** BEGIN **

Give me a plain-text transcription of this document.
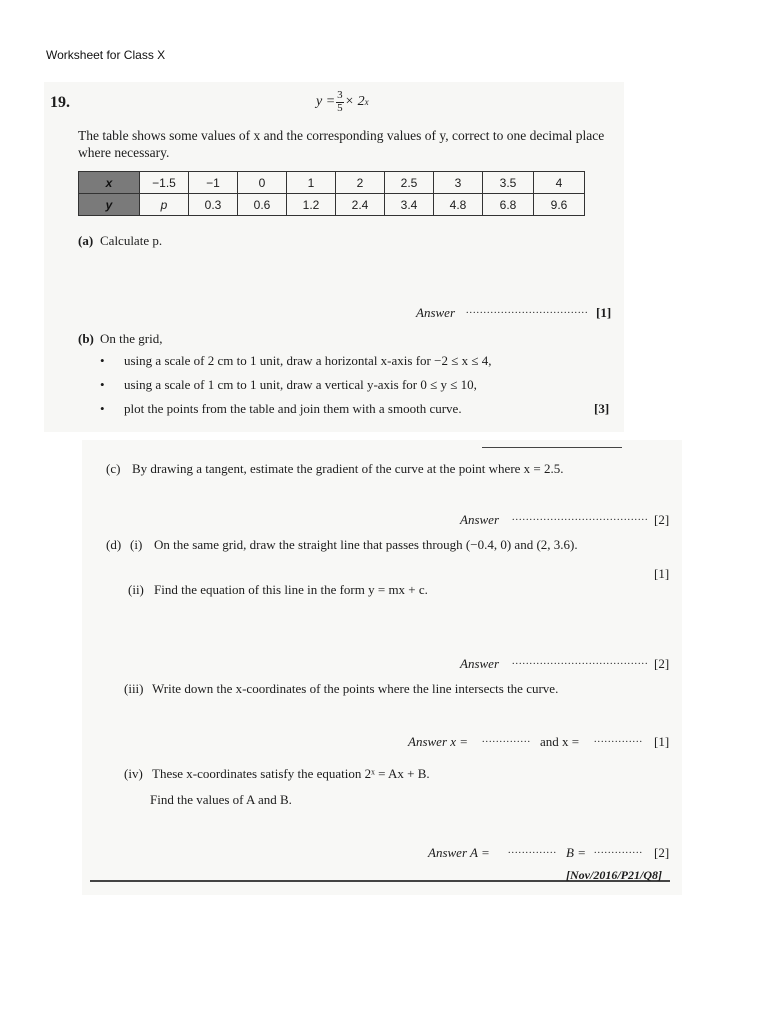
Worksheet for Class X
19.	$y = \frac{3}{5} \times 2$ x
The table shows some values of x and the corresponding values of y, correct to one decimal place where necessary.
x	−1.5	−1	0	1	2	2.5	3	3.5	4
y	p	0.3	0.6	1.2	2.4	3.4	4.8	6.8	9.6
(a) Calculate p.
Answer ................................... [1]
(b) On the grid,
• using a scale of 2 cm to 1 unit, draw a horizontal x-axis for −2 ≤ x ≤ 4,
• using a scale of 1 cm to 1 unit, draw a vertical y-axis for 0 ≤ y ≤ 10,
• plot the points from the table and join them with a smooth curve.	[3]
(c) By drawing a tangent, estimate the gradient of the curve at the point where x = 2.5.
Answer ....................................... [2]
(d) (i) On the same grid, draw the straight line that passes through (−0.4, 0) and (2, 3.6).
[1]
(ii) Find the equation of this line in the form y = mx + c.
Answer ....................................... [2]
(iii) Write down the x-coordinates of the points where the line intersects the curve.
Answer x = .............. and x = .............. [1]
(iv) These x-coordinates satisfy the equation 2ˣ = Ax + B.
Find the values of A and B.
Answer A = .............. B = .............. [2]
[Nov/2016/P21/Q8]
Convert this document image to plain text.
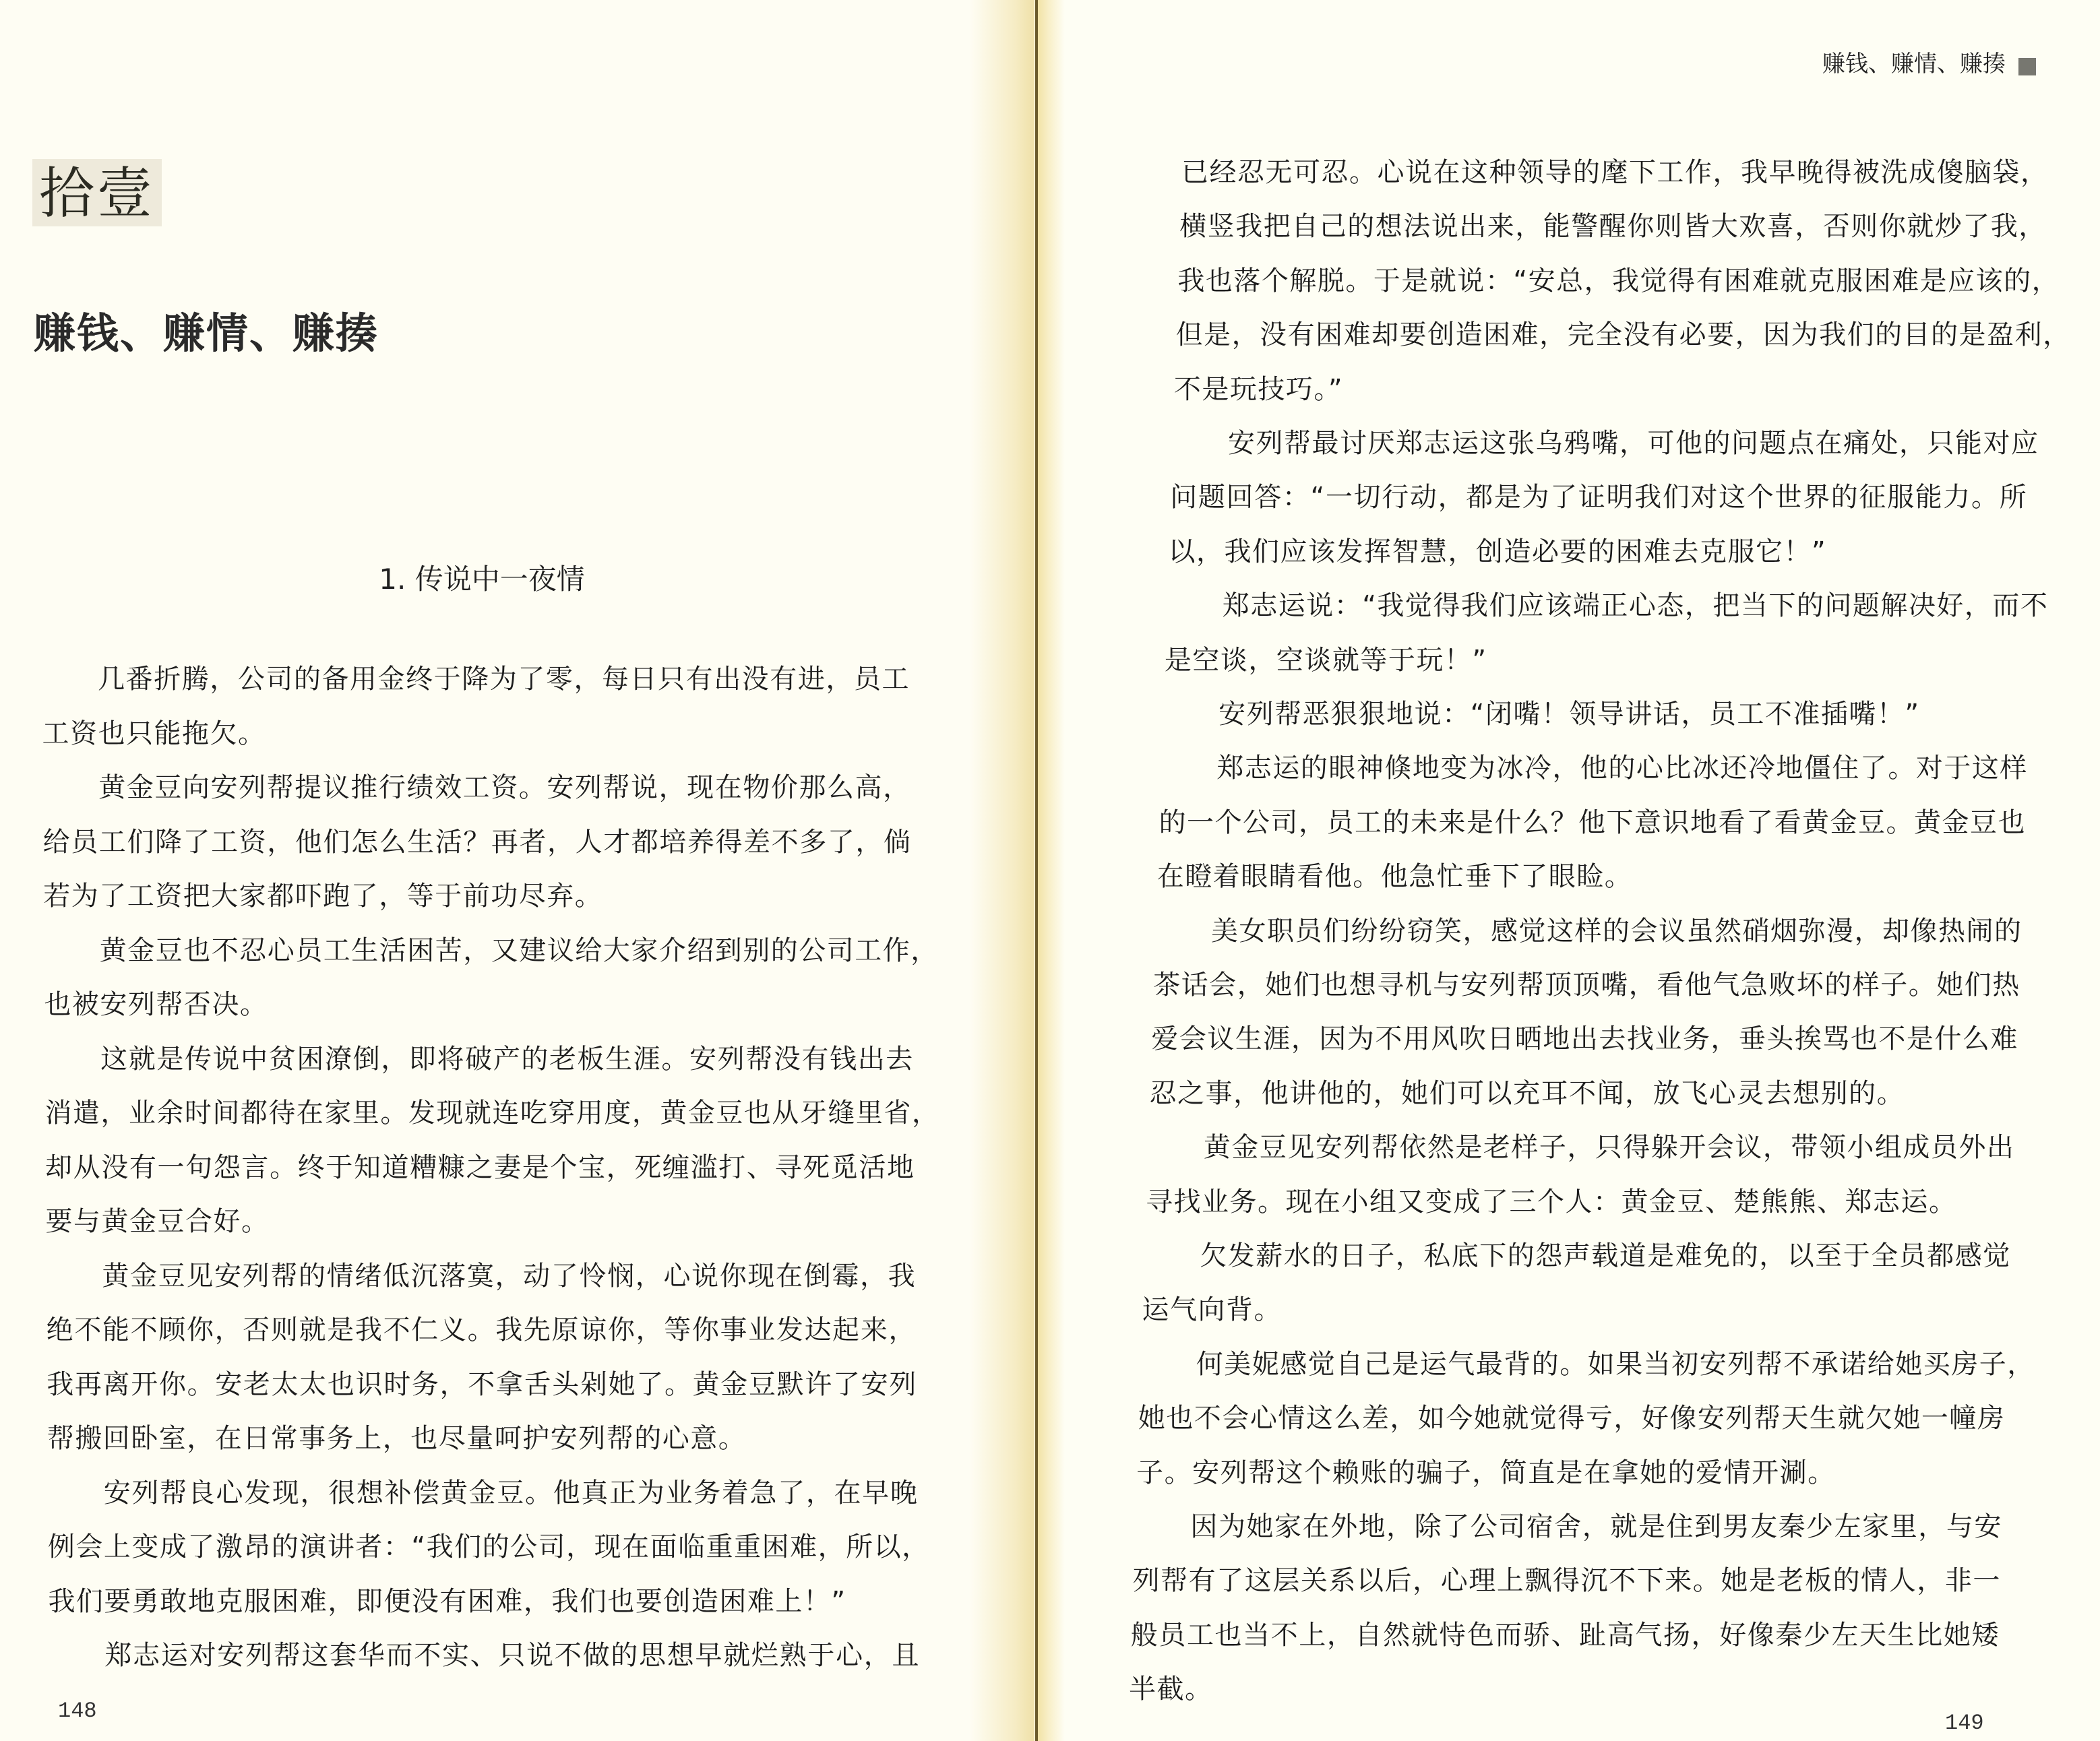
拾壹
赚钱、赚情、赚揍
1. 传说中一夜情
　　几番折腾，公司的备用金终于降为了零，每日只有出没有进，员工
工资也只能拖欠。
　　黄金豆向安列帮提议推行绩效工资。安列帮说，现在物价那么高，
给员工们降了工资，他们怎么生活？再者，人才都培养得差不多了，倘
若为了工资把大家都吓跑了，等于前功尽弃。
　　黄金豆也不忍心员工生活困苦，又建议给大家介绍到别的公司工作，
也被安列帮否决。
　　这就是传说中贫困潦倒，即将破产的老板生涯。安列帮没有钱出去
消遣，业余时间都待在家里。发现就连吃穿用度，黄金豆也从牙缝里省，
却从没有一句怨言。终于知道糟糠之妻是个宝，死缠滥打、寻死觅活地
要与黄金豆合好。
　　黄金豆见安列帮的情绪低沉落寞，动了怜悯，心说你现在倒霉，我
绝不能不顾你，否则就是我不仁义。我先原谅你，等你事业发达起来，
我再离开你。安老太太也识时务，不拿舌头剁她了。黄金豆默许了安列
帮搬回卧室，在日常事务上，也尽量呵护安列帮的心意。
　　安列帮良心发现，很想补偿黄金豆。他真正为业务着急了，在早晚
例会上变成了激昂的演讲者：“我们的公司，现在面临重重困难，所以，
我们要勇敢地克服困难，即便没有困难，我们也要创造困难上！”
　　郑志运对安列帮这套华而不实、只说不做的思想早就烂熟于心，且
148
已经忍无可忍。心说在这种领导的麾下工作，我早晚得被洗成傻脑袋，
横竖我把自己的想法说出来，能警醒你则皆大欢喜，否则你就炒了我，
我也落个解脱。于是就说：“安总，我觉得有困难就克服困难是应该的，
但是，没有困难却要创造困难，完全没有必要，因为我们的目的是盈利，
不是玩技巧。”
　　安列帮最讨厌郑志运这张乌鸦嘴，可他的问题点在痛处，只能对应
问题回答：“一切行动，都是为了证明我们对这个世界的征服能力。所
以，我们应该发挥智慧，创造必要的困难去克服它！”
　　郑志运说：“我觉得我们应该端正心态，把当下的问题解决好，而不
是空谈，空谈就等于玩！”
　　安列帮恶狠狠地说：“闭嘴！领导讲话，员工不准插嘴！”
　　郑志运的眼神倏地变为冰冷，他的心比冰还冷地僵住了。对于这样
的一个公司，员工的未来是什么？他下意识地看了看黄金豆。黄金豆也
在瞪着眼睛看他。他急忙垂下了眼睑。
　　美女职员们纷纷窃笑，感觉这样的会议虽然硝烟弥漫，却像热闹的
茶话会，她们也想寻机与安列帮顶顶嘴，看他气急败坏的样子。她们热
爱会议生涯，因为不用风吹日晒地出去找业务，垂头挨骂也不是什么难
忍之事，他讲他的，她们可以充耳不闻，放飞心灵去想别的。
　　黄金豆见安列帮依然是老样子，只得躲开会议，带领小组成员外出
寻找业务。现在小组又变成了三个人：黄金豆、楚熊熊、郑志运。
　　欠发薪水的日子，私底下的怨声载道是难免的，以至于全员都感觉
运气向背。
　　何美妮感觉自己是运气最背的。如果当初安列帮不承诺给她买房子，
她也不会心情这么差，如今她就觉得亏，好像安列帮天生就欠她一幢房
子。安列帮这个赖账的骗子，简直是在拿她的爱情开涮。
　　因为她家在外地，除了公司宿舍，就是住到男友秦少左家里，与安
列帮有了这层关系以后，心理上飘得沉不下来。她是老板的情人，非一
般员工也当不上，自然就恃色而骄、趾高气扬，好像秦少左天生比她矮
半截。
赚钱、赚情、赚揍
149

** END **
** BEGIN **

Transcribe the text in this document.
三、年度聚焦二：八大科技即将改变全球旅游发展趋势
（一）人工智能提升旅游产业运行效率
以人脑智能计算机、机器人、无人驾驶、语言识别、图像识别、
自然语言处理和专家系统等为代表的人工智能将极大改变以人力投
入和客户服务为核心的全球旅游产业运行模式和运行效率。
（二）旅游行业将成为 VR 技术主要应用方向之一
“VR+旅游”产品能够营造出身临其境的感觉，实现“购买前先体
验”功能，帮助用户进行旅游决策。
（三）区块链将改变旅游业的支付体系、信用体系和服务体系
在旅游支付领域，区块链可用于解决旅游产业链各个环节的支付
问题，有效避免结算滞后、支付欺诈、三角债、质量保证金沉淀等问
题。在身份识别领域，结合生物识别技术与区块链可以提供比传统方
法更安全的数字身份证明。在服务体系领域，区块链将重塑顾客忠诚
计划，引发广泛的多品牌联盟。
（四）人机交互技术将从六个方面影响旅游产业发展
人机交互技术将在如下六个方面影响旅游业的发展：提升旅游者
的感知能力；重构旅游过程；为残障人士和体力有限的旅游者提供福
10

** END **

» Problem: Look through the entries above and count each line holding "scale"; report the count alone.

» Full response: 2